*Task goal:* Output all the material that follows, exactly as given.

*Excerpted records:*
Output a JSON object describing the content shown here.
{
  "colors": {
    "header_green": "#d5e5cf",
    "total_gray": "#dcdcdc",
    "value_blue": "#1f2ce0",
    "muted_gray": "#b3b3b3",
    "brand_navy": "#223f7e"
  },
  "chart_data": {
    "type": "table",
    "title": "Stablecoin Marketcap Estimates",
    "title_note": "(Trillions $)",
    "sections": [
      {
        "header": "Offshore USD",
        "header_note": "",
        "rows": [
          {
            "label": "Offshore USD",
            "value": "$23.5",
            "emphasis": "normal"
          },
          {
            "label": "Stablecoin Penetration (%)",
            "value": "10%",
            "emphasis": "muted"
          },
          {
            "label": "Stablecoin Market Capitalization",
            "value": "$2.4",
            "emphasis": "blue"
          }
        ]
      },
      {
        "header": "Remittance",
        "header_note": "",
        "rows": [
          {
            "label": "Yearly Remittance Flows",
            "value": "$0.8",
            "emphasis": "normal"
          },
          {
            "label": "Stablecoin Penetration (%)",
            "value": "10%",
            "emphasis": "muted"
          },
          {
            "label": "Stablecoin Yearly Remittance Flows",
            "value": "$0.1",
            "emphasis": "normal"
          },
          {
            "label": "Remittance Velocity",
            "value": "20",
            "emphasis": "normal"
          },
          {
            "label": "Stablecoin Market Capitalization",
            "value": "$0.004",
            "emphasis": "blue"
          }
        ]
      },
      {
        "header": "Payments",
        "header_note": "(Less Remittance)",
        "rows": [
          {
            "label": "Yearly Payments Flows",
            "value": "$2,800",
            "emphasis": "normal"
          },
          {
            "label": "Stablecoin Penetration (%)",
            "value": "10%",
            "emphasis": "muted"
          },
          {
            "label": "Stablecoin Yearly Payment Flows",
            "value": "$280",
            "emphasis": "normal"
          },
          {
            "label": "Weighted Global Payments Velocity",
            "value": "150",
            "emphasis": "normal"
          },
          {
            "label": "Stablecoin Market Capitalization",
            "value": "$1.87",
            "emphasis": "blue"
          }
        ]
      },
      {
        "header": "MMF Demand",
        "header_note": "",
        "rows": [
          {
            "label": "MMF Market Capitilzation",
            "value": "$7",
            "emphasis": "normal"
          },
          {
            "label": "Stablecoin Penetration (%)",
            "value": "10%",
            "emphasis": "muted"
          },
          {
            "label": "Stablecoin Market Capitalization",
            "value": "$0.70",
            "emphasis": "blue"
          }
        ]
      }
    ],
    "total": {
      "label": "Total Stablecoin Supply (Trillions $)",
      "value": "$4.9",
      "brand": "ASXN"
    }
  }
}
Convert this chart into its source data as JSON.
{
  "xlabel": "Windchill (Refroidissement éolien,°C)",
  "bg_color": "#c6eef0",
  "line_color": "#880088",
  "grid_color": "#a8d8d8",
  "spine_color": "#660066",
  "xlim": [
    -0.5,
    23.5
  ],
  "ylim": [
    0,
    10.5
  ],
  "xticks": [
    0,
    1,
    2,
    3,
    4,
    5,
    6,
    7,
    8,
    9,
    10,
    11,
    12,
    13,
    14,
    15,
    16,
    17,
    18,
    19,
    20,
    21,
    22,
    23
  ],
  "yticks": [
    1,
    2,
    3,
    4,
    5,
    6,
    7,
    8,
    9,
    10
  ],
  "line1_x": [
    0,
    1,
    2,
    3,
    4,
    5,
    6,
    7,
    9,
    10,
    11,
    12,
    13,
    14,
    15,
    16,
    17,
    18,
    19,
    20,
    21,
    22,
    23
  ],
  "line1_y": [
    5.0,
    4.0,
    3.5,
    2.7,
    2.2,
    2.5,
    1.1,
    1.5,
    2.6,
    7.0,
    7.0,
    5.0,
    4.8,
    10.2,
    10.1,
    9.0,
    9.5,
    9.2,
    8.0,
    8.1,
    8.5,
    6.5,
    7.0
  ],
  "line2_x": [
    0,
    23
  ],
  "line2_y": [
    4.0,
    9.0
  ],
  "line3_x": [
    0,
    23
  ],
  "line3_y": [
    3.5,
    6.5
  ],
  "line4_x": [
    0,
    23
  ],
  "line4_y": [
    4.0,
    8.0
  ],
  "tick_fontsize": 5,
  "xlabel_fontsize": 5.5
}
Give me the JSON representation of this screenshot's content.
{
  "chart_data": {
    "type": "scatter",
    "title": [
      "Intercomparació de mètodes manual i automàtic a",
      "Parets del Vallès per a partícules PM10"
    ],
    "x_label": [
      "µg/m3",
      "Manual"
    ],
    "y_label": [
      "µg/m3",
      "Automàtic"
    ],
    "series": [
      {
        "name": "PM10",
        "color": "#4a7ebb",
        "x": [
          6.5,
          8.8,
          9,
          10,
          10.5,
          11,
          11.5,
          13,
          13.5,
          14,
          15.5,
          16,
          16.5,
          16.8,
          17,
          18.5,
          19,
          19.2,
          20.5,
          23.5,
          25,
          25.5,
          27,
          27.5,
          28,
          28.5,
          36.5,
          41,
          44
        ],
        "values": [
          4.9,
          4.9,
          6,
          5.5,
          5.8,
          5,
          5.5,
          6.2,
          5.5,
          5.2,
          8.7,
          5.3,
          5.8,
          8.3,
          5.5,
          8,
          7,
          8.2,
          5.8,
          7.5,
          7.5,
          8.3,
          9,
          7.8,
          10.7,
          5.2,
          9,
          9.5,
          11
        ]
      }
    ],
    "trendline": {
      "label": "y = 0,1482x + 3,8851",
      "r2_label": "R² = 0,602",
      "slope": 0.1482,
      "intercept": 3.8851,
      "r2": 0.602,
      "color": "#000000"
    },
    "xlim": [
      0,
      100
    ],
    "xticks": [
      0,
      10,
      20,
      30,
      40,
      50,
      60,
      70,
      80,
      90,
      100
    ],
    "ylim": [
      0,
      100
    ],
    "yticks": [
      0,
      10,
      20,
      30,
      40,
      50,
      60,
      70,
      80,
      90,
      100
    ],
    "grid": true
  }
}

*Solution to this exercise:*
Output a JSON object describing the content shown here.
{
  "colors": {
    "header_green": "#d5e5cf",
    "total_gray": "#dcdcdc",
    "value_blue": "#1f2ce0",
    "muted_gray": "#b3b3b3",
    "brand_navy": "#223f7e"
  },
  "chart_data": {
    "type": "table",
    "title": "Stablecoin Marketcap Estimates",
    "title_note": "(Trillions $)",
    "sections": [
      {
        "header": "Offshore USD",
        "header_note": "",
        "rows": [
          {
            "label": "Offshore USD",
            "value": "$23.5",
            "emphasis": "normal"
          },
          {
            "label": "Stablecoin Penetration (%)",
            "value": "10%",
            "emphasis": "muted"
          },
          {
            "label": "Stablecoin Market Capitalization",
            "value": "$2.4",
            "emphasis": "blue"
          }
        ]
      },
      {
        "header": "Remittance",
        "header_note": "",
        "rows": [
          {
            "label": "Yearly Remittance Flows",
            "value": "$0.8",
            "emphasis": "normal"
          },
          {
            "label": "Stablecoin Penetration (%)",
            "value": "10%",
            "emphasis": "muted"
          },
          {
            "label": "Stablecoin Yearly Remittance Flows",
            "value": "$0.1",
            "emphasis": "normal"
          },
          {
            "label": "Remittance Velocity",
            "value": "20",
            "emphasis": "normal"
          },
          {
            "label": "Stablecoin Market Capitalization",
            "value": "$0.004",
            "emphasis": "blue"
          }
        ]
      },
      {
        "header": "Payments",
        "header_note": "(Less Remittance)",
        "rows": [
          {
            "label": "Yearly Payments Flows",
            "value": "$2,800",
            "emphasis": "normal"
          },
          {
            "label": "Stablecoin Penetration (%)",
            "value": "10%",
            "emphasis": "muted"
          },
          {
            "label": "Stablecoin Yearly Payment Flows",
            "value": "$280",
            "emphasis": "normal"
          },
          {
            "label": "Weighted Global Payments Velocity",
            "value": "150",
            "emphasis": "normal"
          },
          {
            "label": "Stablecoin Market Capitalization",
            "value": "$1.87",
            "emphasis": "blue"
          }
        ]
      },
      {
        "header": "MMF Demand",
        "header_note": "",
        "rows": [
          {
            "label": "MMF Market Capitilzation",
            "value": "$7",
            "emphasis": "normal"
          },
          {
            "label": "Stablecoin Penetration (%)",
            "value": "10%",
            "emphasis": "muted"
          },
          {
            "label": "Stablecoin Market Capitalization",
            "value": "$0.70",
            "emphasis": "blue"
          }
        ]
      }
    ],
    "total": {
      "label": "Total Stablecoin Supply (Trillions $)",
      "value": "$4.9",
      "brand": "ASXN"
    }
  }
}
Convert this chart into its source data as JSON.
{
  "xlabel": "Windchill (Refroidissement éolien,°C)",
  "bg_color": "#c6eef0",
  "line_color": "#880088",
  "grid_color": "#a8d8d8",
  "spine_color": "#660066",
  "xlim": [
    -0.5,
    23.5
  ],
  "ylim": [
    0,
    10.5
  ],
  "xticks": [
    0,
    1,
    2,
    3,
    4,
    5,
    6,
    7,
    8,
    9,
    10,
    11,
    12,
    13,
    14,
    15,
    16,
    17,
    18,
    19,
    20,
    21,
    22,
    23
  ],
  "yticks": [
    1,
    2,
    3,
    4,
    5,
    6,
    7,
    8,
    9,
    10
  ],
  "line1_x": [
    0,
    1,
    2,
    3,
    4,
    5,
    6,
    7,
    9,
    10,
    11,
    12,
    13,
    14,
    15,
    16,
    17,
    18,
    19,
    20,
    21,
    22,
    23
  ],
  "line1_y": [
    5.0,
    4.0,
    3.5,
    2.7,
    2.2,
    2.5,
    1.1,
    1.5,
    2.6,
    7.0,
    7.0,
    5.0,
    4.8,
    10.2,
    10.1,
    9.0,
    9.5,
    9.2,
    8.0,
    8.1,
    8.5,
    6.5,
    7.0
  ],
  "line2_x": [
    0,
    23
  ],
  "line2_y": [
    4.0,
    9.0
  ],
  "line3_x": [
    0,
    23
  ],
  "line3_y": [
    3.5,
    6.5
  ],
  "line4_x": [
    0,
    23
  ],
  "line4_y": [
    4.0,
    8.0
  ],
  "tick_fontsize": 5,
  "xlabel_fontsize": 5.5
}
Give me the JSON representation of this screenshot's content.
{
  "chart_data": {
    "type": "scatter",
    "title": [
      "Intercomparació de mètodes manual i automàtic a",
      "Parets del Vallès per a partícules PM10"
    ],
    "x_label": [
      "µg/m3",
      "Manual"
    ],
    "y_label": [
      "µg/m3",
      "Automàtic"
    ],
    "series": [
      {
        "name": "PM10",
        "color": "#4a7ebb",
        "x": [
          6.5,
          8.8,
          9,
          10,
          10.5,
          11,
          11.5,
          13,
          13.5,
          14,
          15.5,
          16,
          16.5,
          16.8,
          17,
          18.5,
          19,
          19.2,
          20.5,
          23.5,
          25,
          25.5,
          27,
          27.5,
          28,
          28.5,
          36.5,
          41,
          44
        ],
        "values": [
          4.9,
          4.9,
          6,
          5.5,
          5.8,
          5,
          5.5,
          6.2,
          5.5,
          5.2,
          8.7,
          5.3,
          5.8,
          8.3,
          5.5,
          8,
          7,
          8.2,
          5.8,
          7.5,
          7.5,
          8.3,
          9,
          7.8,
          10.7,
          5.2,
          9,
          9.5,
          11
        ]
      }
    ],
    "trendline": {
      "label": "y = 0,1482x + 3,8851",
      "r2_label": "R² = 0,602",
      "slope": 0.1482,
      "intercept": 3.8851,
      "r2": 0.602,
      "color": "#000000"
    },
    "xlim": [
      0,
      100
    ],
    "xticks": [
      0,
      10,
      20,
      30,
      40,
      50,
      60,
      70,
      80,
      90,
      100
    ],
    "ylim": [
      0,
      100
    ],
    "yticks": [
      0,
      10,
      20,
      30,
      40,
      50,
      60,
      70,
      80,
      90,
      100
    ],
    "grid": true
  }
}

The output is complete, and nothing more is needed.